**REQUEST:** Please copy out every one of the records below line for line, with no change to any character.

**AVAILABLE RECORDS:**
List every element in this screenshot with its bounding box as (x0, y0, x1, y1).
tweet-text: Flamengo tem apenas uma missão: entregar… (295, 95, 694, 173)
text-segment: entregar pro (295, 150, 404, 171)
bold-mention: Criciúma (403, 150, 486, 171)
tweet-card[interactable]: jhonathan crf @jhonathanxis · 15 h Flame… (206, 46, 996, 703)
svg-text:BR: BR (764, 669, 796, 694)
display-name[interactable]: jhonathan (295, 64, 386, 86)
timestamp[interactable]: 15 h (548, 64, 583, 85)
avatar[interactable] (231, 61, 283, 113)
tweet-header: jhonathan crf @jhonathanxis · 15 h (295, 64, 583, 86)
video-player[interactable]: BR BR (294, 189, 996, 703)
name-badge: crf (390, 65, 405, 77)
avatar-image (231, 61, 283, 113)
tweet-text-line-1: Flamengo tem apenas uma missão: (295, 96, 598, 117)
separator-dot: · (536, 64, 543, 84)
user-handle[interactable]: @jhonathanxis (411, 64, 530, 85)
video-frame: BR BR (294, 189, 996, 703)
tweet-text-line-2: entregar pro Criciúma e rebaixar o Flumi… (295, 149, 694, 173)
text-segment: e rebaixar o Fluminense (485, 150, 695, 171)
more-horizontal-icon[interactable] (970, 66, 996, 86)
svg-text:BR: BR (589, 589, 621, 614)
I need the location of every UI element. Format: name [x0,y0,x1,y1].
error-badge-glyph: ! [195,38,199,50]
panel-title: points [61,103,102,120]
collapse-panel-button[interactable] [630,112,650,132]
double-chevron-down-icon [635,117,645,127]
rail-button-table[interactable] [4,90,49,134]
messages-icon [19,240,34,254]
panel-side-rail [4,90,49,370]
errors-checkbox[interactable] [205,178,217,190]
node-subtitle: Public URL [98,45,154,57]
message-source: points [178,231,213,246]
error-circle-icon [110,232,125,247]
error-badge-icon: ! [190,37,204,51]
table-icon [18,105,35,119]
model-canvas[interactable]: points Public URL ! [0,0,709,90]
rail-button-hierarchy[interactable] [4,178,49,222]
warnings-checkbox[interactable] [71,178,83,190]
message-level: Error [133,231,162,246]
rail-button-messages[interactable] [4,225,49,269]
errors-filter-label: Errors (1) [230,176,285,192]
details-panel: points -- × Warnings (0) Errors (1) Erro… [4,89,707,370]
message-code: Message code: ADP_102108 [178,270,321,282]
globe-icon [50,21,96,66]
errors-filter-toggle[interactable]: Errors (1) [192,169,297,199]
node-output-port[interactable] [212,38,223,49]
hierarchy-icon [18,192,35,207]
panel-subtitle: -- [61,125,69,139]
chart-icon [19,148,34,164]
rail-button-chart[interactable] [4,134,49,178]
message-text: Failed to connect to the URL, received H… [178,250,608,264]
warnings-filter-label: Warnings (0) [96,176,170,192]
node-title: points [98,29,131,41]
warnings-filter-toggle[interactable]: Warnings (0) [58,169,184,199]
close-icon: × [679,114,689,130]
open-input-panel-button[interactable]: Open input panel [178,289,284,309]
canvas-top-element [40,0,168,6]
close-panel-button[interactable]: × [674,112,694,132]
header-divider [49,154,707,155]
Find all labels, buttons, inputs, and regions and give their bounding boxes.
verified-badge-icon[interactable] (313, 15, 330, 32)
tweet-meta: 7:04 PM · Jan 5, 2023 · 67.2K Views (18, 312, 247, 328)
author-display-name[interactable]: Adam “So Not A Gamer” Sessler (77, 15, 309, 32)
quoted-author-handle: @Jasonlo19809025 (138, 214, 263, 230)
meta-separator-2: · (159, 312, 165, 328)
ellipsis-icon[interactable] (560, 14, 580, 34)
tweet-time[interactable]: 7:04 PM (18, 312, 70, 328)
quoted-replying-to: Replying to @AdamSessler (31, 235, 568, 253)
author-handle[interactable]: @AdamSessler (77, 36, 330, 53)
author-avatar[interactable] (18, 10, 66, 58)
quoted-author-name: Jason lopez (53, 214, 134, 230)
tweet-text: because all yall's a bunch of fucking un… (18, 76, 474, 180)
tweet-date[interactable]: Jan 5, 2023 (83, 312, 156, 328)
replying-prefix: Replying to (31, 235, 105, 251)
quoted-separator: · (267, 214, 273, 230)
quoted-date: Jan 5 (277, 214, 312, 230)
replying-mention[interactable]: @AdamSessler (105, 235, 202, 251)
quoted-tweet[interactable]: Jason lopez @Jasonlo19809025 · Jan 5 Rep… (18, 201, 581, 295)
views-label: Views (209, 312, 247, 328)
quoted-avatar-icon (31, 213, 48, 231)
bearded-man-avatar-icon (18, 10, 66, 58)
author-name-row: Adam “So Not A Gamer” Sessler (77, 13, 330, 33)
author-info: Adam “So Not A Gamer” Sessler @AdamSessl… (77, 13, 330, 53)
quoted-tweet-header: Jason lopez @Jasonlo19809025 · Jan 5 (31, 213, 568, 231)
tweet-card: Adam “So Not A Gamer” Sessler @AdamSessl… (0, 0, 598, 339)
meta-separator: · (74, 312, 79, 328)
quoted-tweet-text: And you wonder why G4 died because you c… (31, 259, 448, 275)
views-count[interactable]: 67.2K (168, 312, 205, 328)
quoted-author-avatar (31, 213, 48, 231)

**EXPECTED OUTPUT:**
List every element in this screenshot with its bounding box as (x0, y0, x1, y1).
tweet-text: Flamengo tem apenas uma missão: entregar… (295, 95, 694, 173)
text-segment: entregar pro (295, 150, 404, 171)
bold-mention: Criciúma (403, 150, 486, 171)
tweet-card[interactable]: jhonathan crf @jhonathanxis · 15 h Flame… (206, 46, 996, 703)
svg-text:BR: BR (764, 669, 796, 694)
display-name[interactable]: jhonathan (295, 64, 386, 86)
timestamp[interactable]: 15 h (548, 64, 583, 85)
avatar[interactable] (231, 61, 283, 113)
tweet-header: jhonathan crf @jhonathanxis · 15 h (295, 64, 583, 86)
video-player[interactable]: BR BR (294, 189, 996, 703)
name-badge: crf (390, 65, 405, 77)
avatar-image (231, 61, 283, 113)
tweet-text-line-1: Flamengo tem apenas uma missão: (295, 96, 598, 117)
separator-dot: · (536, 64, 543, 84)
user-handle[interactable]: @jhonathanxis (411, 64, 530, 85)
video-frame: BR BR (294, 189, 996, 703)
tweet-text-line-2: entregar pro Criciúma e rebaixar o Flumi… (295, 149, 694, 173)
text-segment: e rebaixar o Fluminense (485, 150, 695, 171)
more-horizontal-icon[interactable] (970, 66, 996, 86)
svg-text:BR: BR (589, 589, 621, 614)
I need the location of every UI element. Format: name [x0,y0,x1,y1].
error-badge-glyph: ! [195,38,199,50]
panel-title: points [61,103,102,120]
collapse-panel-button[interactable] [630,112,650,132]
double-chevron-down-icon [635,117,645,127]
rail-button-table[interactable] [4,90,49,134]
messages-icon [19,240,34,254]
panel-side-rail [4,90,49,370]
errors-checkbox[interactable] [205,178,217,190]
node-subtitle: Public URL [98,45,154,57]
message-source: points [178,231,213,246]
error-circle-icon [110,232,125,247]
error-badge-icon: ! [190,37,204,51]
table-icon [18,105,35,119]
model-canvas[interactable]: points Public URL ! [0,0,709,90]
rail-button-hierarchy[interactable] [4,178,49,222]
warnings-checkbox[interactable] [71,178,83,190]
message-level: Error [133,231,162,246]
rail-button-messages[interactable] [4,225,49,269]
errors-filter-label: Errors (1) [230,176,285,192]
details-panel: points -- × Warnings (0) Errors (1) Erro… [4,89,707,370]
message-code: Message code: ADP_102108 [178,270,321,282]
globe-icon [50,21,96,66]
errors-filter-toggle[interactable]: Errors (1) [192,169,297,199]
node-output-port[interactable] [212,38,223,49]
hierarchy-icon [18,192,35,207]
panel-subtitle: -- [61,125,69,139]
chart-icon [19,148,34,164]
rail-button-chart[interactable] [4,134,49,178]
message-text: Failed to connect to the URL, received H… [178,250,608,264]
warnings-filter-label: Warnings (0) [96,176,170,192]
node-title: points [98,29,131,41]
warnings-filter-toggle[interactable]: Warnings (0) [58,169,184,199]
close-icon: × [679,114,689,130]
open-input-panel-button[interactable]: Open input panel [178,289,284,309]
canvas-top-element [40,0,168,6]
close-panel-button[interactable]: × [674,112,694,132]
header-divider [49,154,707,155]
Find all labels, buttons, inputs, and regions and give their bounding boxes.
verified-badge-icon[interactable] (313, 15, 330, 32)
tweet-meta: 7:04 PM · Jan 5, 2023 · 67.2K Views (18, 312, 247, 328)
author-display-name[interactable]: Adam “So Not A Gamer” Sessler (77, 15, 309, 32)
quoted-author-handle: @Jasonlo19809025 (138, 214, 263, 230)
meta-separator-2: · (159, 312, 165, 328)
ellipsis-icon[interactable] (560, 14, 580, 34)
tweet-time[interactable]: 7:04 PM (18, 312, 70, 328)
quoted-replying-to: Replying to @AdamSessler (31, 235, 568, 253)
author-handle[interactable]: @AdamSessler (77, 36, 330, 53)
author-avatar[interactable] (18, 10, 66, 58)
quoted-author-name: Jason lopez (53, 214, 134, 230)
tweet-text: because all yall's a bunch of fucking un… (18, 76, 474, 180)
tweet-date[interactable]: Jan 5, 2023 (83, 312, 156, 328)
replying-prefix: Replying to (31, 235, 105, 251)
quoted-separator: · (267, 214, 273, 230)
quoted-date: Jan 5 (277, 214, 312, 230)
replying-mention[interactable]: @AdamSessler (105, 235, 202, 251)
quoted-tweet[interactable]: Jason lopez @Jasonlo19809025 · Jan 5 Rep… (18, 201, 581, 295)
views-label: Views (209, 312, 247, 328)
quoted-avatar-icon (31, 213, 48, 231)
bearded-man-avatar-icon (18, 10, 66, 58)
author-name-row: Adam “So Not A Gamer” Sessler (77, 13, 330, 33)
author-info: Adam “So Not A Gamer” Sessler @AdamSessl… (77, 13, 330, 53)
quoted-tweet-header: Jason lopez @Jasonlo19809025 · Jan 5 (31, 213, 568, 231)
tweet-card: Adam “So Not A Gamer” Sessler @AdamSessl… (0, 0, 598, 339)
meta-separator: · (74, 312, 79, 328)
quoted-tweet-text: And you wonder why G4 died because you c… (31, 259, 448, 275)
views-count[interactable]: 67.2K (168, 312, 205, 328)
quoted-author-avatar (31, 213, 48, 231)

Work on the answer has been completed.